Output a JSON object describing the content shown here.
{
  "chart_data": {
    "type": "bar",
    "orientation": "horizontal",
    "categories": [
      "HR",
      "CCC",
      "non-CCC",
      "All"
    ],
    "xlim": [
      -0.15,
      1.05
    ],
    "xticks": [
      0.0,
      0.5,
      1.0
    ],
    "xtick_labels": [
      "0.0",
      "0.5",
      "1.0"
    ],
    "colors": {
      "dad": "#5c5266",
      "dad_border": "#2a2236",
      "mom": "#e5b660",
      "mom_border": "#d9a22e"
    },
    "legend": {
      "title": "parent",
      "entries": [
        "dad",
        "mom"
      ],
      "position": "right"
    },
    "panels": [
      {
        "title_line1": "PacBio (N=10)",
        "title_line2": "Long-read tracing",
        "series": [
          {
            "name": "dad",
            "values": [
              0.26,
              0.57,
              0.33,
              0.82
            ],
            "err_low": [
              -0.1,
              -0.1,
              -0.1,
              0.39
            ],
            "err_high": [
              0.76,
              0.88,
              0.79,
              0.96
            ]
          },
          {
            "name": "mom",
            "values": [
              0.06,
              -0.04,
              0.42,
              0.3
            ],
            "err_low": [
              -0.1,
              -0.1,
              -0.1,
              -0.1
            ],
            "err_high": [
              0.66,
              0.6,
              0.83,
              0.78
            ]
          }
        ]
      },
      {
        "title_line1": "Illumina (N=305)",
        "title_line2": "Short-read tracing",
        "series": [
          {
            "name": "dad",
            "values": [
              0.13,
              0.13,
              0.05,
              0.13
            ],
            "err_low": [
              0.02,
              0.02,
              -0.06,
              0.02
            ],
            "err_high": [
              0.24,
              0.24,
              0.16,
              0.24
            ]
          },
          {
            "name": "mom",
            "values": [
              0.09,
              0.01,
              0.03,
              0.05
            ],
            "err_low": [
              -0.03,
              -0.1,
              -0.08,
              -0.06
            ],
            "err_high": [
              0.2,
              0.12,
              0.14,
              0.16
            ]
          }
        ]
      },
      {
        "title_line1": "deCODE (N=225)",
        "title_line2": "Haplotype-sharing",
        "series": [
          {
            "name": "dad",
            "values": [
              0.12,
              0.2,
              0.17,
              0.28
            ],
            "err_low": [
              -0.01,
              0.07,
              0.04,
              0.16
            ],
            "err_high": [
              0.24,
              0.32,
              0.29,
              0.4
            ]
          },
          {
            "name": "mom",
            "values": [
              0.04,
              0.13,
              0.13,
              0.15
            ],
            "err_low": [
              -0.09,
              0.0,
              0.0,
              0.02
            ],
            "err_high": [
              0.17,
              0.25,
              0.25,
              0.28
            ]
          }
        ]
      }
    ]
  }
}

> **PROBLEM STATEMENT**: Show every line that contains the word "read".

> **RESULT OF THIS TASK**:
        "title_line2": "Long-read tracing",
        "title_line2": "Short-read tracing",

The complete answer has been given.